Transcribe the portion of the sewer sealing text that runs from "ISTT Product of" up to and including "to them failing.", keeping every word and punctuation mark unchanged.
(Beginning of Selected excerpt)
ISTT Product of the Year
For many years, water companies across the globe have utilized resin injection sealing systems as part of their portfolio of renovation techniques for deteriorated sewer pipelines to minimize infiltration problems, with products superseding the earlier acrylamide resins.
Acrylate products have been successfully used on numerous sewer renovation projects where infiltration of groundwater has been the major symptom. However, there has always been a suspicion of a potential problem where, in certain circumstances, if groundwater levels fall, the drying of the current acrylate product may lead to them failing.
When acrylate is allowed to dry significantly, there is the potential for it to shrink and become less flexible. This can lead to failure of the seal, and infiltration starts again when groundwater levels return.
With some £7 million budgeted over the AMP 4 period (the government/regulatory pricing structure period for water services within the United Kingdom) for this type of sealing work, Wessex Engineering & Construction Services (WECS) decided to investigate the potential for a new sealing gel that would overcome this potential failure situation by not drying out or failing in such circumstances.
WECS has been working closely with specialist U.K. utility contractor Sdi-unistride, which handles the majority of WECS’s injection sealing work. During the early part of 2006, before his unfortunate loss in a road accident in August, James Fulker, then managing director of Sdi-unistride, suggested that a new gel could be formulated that would give the new properties required for such sustainable repairs.
(End of Selected excerpt)
(Beginning of Supplied entries)
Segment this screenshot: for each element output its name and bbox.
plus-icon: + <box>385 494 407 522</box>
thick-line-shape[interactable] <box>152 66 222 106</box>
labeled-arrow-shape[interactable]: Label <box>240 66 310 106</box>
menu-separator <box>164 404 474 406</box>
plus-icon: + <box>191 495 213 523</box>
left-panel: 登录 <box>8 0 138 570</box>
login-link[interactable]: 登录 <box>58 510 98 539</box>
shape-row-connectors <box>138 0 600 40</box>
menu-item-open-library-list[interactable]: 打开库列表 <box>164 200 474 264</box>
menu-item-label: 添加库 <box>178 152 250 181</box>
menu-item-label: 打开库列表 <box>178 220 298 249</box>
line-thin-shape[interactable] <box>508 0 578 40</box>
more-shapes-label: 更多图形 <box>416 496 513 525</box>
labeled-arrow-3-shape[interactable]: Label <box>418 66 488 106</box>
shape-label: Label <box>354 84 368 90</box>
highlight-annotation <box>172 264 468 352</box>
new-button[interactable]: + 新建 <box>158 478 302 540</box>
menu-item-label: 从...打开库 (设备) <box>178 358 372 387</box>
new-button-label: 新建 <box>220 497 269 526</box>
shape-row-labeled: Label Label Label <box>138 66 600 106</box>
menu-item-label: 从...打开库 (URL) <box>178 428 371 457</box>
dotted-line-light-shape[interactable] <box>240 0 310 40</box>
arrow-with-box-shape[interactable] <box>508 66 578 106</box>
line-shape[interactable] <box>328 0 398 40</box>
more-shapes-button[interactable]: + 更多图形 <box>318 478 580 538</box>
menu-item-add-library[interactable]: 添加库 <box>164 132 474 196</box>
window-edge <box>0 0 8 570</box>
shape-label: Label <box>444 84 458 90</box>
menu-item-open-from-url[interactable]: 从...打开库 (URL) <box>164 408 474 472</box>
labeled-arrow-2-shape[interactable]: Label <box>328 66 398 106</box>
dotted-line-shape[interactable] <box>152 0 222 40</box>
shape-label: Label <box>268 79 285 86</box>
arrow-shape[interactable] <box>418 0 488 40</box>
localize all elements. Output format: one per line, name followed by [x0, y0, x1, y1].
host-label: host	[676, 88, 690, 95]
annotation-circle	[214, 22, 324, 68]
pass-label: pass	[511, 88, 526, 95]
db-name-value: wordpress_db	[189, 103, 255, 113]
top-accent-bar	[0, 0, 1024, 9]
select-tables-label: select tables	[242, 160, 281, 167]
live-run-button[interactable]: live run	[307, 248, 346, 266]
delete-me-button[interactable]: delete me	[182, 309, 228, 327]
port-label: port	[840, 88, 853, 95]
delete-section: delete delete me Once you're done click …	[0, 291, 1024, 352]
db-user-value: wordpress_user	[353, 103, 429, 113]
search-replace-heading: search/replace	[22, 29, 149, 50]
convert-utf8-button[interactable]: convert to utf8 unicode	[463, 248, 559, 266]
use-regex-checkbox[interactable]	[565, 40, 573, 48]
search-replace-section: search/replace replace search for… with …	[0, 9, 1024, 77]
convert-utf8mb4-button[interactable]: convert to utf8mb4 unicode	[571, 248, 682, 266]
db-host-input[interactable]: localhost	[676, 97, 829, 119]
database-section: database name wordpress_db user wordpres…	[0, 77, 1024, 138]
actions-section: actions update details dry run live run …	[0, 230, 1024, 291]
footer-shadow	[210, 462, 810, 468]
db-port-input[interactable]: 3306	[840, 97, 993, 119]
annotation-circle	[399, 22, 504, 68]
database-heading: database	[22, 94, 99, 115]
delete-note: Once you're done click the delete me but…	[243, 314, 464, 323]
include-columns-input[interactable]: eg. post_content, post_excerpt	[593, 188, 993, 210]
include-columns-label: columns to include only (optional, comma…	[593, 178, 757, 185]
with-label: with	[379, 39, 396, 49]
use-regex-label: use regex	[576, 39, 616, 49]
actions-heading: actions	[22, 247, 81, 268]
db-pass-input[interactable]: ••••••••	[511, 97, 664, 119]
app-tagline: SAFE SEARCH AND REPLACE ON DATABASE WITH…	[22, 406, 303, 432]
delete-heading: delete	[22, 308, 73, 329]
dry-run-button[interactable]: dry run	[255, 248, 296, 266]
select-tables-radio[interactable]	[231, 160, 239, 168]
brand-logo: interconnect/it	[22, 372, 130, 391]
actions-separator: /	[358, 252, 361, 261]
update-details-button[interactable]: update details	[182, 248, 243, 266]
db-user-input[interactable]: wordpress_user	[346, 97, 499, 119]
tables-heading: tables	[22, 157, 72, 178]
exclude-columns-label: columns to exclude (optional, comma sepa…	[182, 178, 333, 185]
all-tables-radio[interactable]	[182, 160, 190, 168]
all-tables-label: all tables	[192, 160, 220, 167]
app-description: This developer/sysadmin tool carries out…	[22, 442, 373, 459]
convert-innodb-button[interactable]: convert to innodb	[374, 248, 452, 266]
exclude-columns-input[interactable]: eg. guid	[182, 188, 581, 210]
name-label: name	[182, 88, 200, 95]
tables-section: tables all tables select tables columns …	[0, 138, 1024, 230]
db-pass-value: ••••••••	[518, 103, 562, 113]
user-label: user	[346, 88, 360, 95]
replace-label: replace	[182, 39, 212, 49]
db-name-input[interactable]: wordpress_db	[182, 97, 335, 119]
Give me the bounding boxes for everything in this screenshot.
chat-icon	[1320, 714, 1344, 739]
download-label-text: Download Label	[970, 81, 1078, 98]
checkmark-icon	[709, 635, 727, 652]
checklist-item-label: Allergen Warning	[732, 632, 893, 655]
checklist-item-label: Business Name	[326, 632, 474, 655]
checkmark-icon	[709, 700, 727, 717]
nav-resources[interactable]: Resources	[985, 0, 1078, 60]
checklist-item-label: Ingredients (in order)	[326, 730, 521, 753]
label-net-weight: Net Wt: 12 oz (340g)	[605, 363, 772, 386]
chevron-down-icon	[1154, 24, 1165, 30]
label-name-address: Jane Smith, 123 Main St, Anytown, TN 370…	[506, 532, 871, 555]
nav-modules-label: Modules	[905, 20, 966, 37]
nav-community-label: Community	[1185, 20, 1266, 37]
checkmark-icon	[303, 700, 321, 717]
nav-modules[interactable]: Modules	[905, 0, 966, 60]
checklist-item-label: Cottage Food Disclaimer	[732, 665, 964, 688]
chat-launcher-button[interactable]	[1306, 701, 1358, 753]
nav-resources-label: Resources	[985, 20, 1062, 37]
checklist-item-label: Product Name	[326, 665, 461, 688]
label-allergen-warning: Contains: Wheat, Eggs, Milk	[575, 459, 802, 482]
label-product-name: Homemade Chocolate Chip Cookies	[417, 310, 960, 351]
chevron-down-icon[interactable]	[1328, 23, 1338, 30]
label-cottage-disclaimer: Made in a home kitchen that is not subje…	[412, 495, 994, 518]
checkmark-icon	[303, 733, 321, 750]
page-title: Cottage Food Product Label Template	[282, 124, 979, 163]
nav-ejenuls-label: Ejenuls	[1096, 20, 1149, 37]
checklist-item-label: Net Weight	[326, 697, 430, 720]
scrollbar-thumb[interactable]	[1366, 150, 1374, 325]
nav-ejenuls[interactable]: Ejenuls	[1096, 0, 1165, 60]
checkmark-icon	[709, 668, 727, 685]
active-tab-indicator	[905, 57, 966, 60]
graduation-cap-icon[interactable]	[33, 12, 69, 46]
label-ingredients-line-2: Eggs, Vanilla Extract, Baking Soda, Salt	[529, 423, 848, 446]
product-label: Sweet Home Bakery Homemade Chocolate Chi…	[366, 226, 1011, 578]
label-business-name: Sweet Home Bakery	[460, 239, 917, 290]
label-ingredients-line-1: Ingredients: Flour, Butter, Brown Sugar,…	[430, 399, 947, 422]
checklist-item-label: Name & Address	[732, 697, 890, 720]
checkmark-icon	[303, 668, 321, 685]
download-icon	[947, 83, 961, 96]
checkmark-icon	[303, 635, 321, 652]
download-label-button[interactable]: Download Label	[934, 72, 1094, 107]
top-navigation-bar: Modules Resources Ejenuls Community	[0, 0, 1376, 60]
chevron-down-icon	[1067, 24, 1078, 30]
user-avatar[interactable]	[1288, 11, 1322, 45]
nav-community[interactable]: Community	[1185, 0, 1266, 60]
(End of Supplied entries)
Solved problem:
ISTT Product of the Year
For many years, water companies across the globe have utilized resin injection sealing systems as part of their portfolio of renovation techniques for deteriorated sewer pipelines to minimize infiltration problems, with products superseding the earlier acrylamide resins.
Acrylate products have been successfully used on numerous sewer renovation projects where infiltration of groundwater has been the major symptom. However, there has always been a suspicion of a potential problem where, in certain circumstances, if groundwater levels fall, the drying of the current acrylate product may lead to them failing.